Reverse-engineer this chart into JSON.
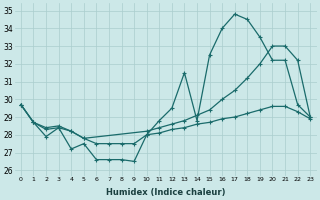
{
  "xlabel": "Humidex (Indice chaleur)",
  "xlim": [
    -0.5,
    23.5
  ],
  "ylim": [
    25.7,
    35.4
  ],
  "yticks": [
    26,
    27,
    28,
    29,
    30,
    31,
    32,
    33,
    34,
    35
  ],
  "xticks": [
    0,
    1,
    2,
    3,
    4,
    5,
    6,
    7,
    8,
    9,
    10,
    11,
    12,
    13,
    14,
    15,
    16,
    17,
    18,
    19,
    20,
    21,
    22,
    23
  ],
  "background_color": "#cce8e8",
  "grid_color": "#aacece",
  "line_color": "#1a6b6b",
  "line1_x": [
    0,
    1,
    2,
    3,
    4,
    5,
    6,
    7,
    8,
    9,
    10,
    11,
    12,
    13,
    14,
    15,
    16,
    17,
    18,
    19,
    20,
    21,
    22,
    23
  ],
  "line1_y": [
    29.7,
    28.7,
    27.9,
    28.4,
    27.2,
    27.5,
    26.6,
    26.6,
    26.6,
    26.5,
    28.0,
    28.8,
    29.5,
    31.5,
    28.8,
    32.5,
    34.0,
    34.8,
    34.5,
    33.5,
    32.2,
    32.2,
    29.7,
    29.0
  ],
  "line2_x": [
    0,
    1,
    2,
    3,
    4,
    5,
    10,
    11,
    12,
    13,
    14,
    15,
    16,
    17,
    18,
    19,
    20,
    21,
    22,
    23
  ],
  "line2_y": [
    29.7,
    28.7,
    28.4,
    28.5,
    28.2,
    27.8,
    28.2,
    28.4,
    28.6,
    28.8,
    29.1,
    29.4,
    30.0,
    30.5,
    31.2,
    32.0,
    33.0,
    33.0,
    32.2,
    29.0
  ],
  "line3_x": [
    0,
    1,
    2,
    3,
    4,
    5,
    6,
    7,
    8,
    9,
    10,
    11,
    12,
    13,
    14,
    15,
    16,
    17,
    18,
    19,
    20,
    21,
    22,
    23
  ],
  "line3_y": [
    29.7,
    28.7,
    28.3,
    28.4,
    28.2,
    27.8,
    27.5,
    27.5,
    27.5,
    27.5,
    28.0,
    28.1,
    28.3,
    28.4,
    28.6,
    28.7,
    28.9,
    29.0,
    29.2,
    29.4,
    29.6,
    29.6,
    29.3,
    28.9
  ]
}
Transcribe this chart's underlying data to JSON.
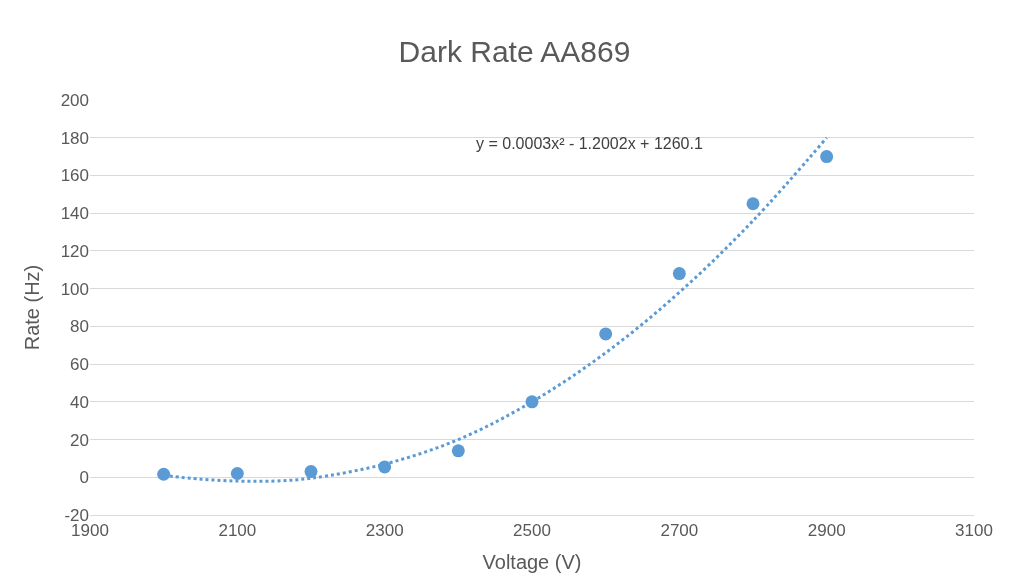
{
  "chart_data": {
    "type": "scatter",
    "title": "Dark Rate AA869",
    "xlabel": "Voltage (V)",
    "ylabel": "Rate (Hz)",
    "xlim": [
      1900,
      3100
    ],
    "xticks": [
      1900,
      2100,
      2300,
      2500,
      2700,
      2900,
      3100
    ],
    "ylim": [
      -20,
      200
    ],
    "yticks": [
      -20,
      0,
      20,
      40,
      60,
      80,
      100,
      120,
      140,
      160,
      180,
      200
    ],
    "grid": "y",
    "annotations": [
      "y = 0.0003x² - 1.2002x + 1260.1"
    ],
    "series": [
      {
        "marker": "circle",
        "color": "#5b9bd5",
        "x": [
          2000,
          2100,
          2200,
          2300,
          2400,
          2500,
          2600,
          2700,
          2800,
          2900
        ],
        "values": [
          1.6,
          2,
          3,
          5.5,
          14,
          40,
          76,
          108,
          145,
          170
        ]
      },
      {
        "type": "line",
        "marker": "none",
        "line_style": "dotted",
        "color": "#5b9bd5",
        "x": [
          2000,
          2050,
          2100,
          2150,
          2200,
          2300,
          2400,
          2500,
          2600,
          2700,
          2800,
          2900
        ],
        "values": [
          1,
          -1,
          -2,
          -2,
          -0.5,
          7,
          20,
          40,
          66,
          98,
          136,
          180
        ]
      }
    ]
  }
}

**Required work**
Print all entries exactly. The images do not belong in the copy.

**Solution to this task**
Reverse-engineer this chart into JSON.
{
  "xlabel": "Humidex (Indice chaleur)",
  "xlim": [
    -0.5,
    23.5
  ],
  "ylim": [
    25.7,
    35.4
  ],
  "yticks": [
    26,
    27,
    28,
    29,
    30,
    31,
    32,
    33,
    34,
    35
  ],
  "xticks": [
    0,
    1,
    2,
    3,
    4,
    5,
    6,
    7,
    8,
    9,
    10,
    11,
    12,
    13,
    14,
    15,
    16,
    17,
    18,
    19,
    20,
    21,
    22,
    23
  ],
  "background_color": "#cce8e8",
  "grid_color": "#aacece",
  "line_color": "#1a6b6b",
  "line1_x": [
    0,
    1,
    2,
    3,
    4,
    5,
    6,
    7,
    8,
    9,
    10,
    11,
    12,
    13,
    14,
    15,
    16,
    17,
    18,
    19,
    20,
    21,
    22,
    23
  ],
  "line1_y": [
    29.7,
    28.7,
    27.9,
    28.4,
    27.2,
    27.5,
    26.6,
    26.6,
    26.6,
    26.5,
    28.0,
    28.8,
    29.5,
    31.5,
    28.8,
    32.5,
    34.0,
    34.8,
    34.5,
    33.5,
    32.2,
    32.2,
    29.7,
    29.0
  ],
  "line2_x": [
    0,
    1,
    2,
    3,
    4,
    5,
    10,
    11,
    12,
    13,
    14,
    15,
    16,
    17,
    18,
    19,
    20,
    21,
    22,
    23
  ],
  "line2_y": [
    29.7,
    28.7,
    28.4,
    28.5,
    28.2,
    27.8,
    28.2,
    28.4,
    28.6,
    28.8,
    29.1,
    29.4,
    30.0,
    30.5,
    31.2,
    32.0,
    33.0,
    33.0,
    32.2,
    29.0
  ],
  "line3_x": [
    0,
    1,
    2,
    3,
    4,
    5,
    6,
    7,
    8,
    9,
    10,
    11,
    12,
    13,
    14,
    15,
    16,
    17,
    18,
    19,
    20,
    21,
    22,
    23
  ],
  "line3_y": [
    29.7,
    28.7,
    28.3,
    28.4,
    28.2,
    27.8,
    27.5,
    27.5,
    27.5,
    27.5,
    28.0,
    28.1,
    28.3,
    28.4,
    28.6,
    28.7,
    28.9,
    29.0,
    29.2,
    29.4,
    29.6,
    29.6,
    29.3,
    28.9
  ]
}
Transcribe this chart's underlying data to JSON.
{
  "chart_data": {
    "type": "scatter",
    "title": "Dark Rate AA869",
    "xlabel": "Voltage (V)",
    "ylabel": "Rate (Hz)",
    "xlim": [
      1900,
      3100
    ],
    "xticks": [
      1900,
      2100,
      2300,
      2500,
      2700,
      2900,
      3100
    ],
    "ylim": [
      -20,
      200
    ],
    "yticks": [
      -20,
      0,
      20,
      40,
      60,
      80,
      100,
      120,
      140,
      160,
      180,
      200
    ],
    "grid": "y",
    "annotations": [
      "y = 0.0003x² - 1.2002x + 1260.1"
    ],
    "series": [
      {
        "marker": "circle",
        "color": "#5b9bd5",
        "x": [
          2000,
          2100,
          2200,
          2300,
          2400,
          2500,
          2600,
          2700,
          2800,
          2900
        ],
        "values": [
          1.6,
          2,
          3,
          5.5,
          14,
          40,
          76,
          108,
          145,
          170
        ]
      },
      {
        "type": "line",
        "marker": "none",
        "line_style": "dotted",
        "color": "#5b9bd5",
        "x": [
          2000,
          2050,
          2100,
          2150,
          2200,
          2300,
          2400,
          2500,
          2600,
          2700,
          2800,
          2900
        ],
        "values": [
          1,
          -1,
          -2,
          -2,
          -0.5,
          7,
          20,
          40,
          66,
          98,
          136,
          180
        ]
      }
    ]
  }
}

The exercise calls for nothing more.